Dataset excerpt:
_ _ _ _ _ _ _

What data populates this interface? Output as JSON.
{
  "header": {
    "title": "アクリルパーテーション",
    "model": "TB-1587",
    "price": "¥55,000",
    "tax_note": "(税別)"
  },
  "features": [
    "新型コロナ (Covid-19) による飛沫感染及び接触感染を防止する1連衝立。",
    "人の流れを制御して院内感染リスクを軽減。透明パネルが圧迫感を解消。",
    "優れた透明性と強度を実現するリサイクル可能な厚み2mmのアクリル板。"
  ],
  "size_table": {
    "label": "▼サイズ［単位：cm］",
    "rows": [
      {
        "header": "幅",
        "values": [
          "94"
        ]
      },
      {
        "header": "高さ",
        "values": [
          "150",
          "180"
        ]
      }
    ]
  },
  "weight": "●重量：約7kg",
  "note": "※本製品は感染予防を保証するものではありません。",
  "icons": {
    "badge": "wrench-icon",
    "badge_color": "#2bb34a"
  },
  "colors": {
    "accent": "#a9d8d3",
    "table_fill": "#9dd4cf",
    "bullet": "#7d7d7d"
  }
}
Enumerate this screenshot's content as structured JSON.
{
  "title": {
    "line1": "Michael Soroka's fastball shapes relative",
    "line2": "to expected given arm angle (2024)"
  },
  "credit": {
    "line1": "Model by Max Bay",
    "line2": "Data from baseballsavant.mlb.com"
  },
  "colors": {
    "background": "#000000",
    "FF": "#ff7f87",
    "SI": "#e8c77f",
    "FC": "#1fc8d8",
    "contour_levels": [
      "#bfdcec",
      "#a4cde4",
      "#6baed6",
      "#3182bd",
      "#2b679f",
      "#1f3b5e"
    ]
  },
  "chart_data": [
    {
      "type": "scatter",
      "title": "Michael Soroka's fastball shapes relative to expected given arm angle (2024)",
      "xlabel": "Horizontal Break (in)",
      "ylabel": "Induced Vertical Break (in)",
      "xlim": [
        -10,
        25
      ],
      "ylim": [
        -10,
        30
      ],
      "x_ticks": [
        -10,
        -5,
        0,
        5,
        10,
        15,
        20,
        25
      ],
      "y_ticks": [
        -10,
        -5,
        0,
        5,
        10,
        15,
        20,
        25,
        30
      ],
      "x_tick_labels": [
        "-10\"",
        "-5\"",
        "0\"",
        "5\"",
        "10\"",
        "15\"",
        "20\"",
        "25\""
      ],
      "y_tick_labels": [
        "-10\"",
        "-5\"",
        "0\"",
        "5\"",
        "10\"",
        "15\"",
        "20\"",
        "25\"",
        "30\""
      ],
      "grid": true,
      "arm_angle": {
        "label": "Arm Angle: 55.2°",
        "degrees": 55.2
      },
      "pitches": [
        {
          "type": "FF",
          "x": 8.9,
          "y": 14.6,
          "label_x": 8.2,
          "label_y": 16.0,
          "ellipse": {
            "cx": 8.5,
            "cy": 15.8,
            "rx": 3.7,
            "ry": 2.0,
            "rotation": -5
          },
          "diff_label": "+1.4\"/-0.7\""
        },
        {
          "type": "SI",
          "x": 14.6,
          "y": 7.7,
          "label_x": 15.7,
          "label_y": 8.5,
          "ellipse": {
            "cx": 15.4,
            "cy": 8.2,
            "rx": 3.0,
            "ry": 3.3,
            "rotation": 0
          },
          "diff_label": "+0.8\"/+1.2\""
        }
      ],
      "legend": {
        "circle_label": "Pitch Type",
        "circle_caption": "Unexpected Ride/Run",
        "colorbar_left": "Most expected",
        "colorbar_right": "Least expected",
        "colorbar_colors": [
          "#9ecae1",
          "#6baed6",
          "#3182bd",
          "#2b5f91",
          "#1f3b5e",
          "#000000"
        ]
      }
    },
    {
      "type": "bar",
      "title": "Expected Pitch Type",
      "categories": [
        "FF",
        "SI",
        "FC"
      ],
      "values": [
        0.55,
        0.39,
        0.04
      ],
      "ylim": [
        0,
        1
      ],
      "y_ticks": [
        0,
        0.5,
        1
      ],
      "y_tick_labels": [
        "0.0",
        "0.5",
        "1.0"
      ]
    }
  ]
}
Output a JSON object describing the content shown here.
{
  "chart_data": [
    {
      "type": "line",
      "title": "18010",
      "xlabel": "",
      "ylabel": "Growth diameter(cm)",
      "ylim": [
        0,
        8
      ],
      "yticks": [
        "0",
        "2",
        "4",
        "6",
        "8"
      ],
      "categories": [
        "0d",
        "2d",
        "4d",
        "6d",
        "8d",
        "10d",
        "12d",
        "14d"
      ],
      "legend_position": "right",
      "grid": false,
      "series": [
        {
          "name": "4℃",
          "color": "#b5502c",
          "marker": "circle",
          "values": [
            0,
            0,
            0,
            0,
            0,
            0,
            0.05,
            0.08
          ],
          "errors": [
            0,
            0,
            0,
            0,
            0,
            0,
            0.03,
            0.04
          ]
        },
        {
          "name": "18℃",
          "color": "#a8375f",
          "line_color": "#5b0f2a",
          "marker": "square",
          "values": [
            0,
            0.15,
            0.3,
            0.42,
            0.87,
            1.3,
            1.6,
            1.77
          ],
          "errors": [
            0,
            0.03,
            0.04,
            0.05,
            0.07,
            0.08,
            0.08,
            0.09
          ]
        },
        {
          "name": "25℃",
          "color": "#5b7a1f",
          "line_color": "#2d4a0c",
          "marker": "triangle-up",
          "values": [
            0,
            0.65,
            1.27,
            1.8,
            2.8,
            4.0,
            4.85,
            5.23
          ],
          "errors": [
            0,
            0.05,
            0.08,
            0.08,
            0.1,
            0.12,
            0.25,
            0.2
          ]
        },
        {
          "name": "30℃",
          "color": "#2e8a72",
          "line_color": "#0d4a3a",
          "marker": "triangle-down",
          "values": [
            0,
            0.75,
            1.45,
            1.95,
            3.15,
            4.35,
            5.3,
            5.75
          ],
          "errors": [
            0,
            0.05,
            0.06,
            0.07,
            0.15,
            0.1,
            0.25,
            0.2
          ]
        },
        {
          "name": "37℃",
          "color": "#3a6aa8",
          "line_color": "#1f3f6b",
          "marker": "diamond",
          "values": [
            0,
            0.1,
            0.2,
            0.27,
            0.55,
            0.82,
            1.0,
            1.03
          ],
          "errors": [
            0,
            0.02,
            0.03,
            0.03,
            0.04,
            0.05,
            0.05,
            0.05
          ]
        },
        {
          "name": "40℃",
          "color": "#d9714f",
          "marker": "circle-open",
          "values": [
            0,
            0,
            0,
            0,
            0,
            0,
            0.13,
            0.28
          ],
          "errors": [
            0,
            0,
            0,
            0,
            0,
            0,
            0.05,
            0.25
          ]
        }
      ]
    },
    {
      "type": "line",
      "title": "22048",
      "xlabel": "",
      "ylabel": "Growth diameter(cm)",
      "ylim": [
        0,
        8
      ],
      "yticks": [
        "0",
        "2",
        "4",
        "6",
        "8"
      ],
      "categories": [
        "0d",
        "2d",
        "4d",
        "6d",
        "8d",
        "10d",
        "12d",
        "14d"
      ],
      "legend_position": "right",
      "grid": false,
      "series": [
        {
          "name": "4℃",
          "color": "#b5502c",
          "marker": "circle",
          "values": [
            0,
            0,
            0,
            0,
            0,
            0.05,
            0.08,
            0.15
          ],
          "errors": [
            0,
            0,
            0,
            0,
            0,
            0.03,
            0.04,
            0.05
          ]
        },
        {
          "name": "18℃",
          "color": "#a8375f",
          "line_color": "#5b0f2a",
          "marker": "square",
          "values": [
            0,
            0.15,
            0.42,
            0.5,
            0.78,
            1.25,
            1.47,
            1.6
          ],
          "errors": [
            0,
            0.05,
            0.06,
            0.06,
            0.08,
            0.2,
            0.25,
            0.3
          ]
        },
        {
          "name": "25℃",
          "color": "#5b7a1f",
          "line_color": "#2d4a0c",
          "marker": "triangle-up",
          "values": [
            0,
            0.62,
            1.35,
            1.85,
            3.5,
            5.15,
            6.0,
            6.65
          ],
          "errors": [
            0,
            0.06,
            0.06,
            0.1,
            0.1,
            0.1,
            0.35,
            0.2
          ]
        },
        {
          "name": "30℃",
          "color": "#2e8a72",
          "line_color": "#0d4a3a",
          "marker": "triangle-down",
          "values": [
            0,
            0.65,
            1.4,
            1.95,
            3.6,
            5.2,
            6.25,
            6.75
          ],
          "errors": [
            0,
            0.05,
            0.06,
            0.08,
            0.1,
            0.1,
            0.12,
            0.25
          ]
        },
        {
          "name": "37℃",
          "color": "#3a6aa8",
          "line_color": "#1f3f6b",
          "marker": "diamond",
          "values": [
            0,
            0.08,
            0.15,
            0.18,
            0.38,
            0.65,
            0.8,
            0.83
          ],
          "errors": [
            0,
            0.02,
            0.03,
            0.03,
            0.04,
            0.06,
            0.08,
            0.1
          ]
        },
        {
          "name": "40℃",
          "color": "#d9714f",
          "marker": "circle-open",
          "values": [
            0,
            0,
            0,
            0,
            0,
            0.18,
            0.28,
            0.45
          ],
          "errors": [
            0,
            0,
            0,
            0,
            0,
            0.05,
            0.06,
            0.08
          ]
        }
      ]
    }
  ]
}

_ _ _ _ _ _ _

_Your task_
Take every line from the data that contains the word "this".

_Result_
What data populates this interface? Output as JSON.
Enumerate this screenshot's content as structured JSON.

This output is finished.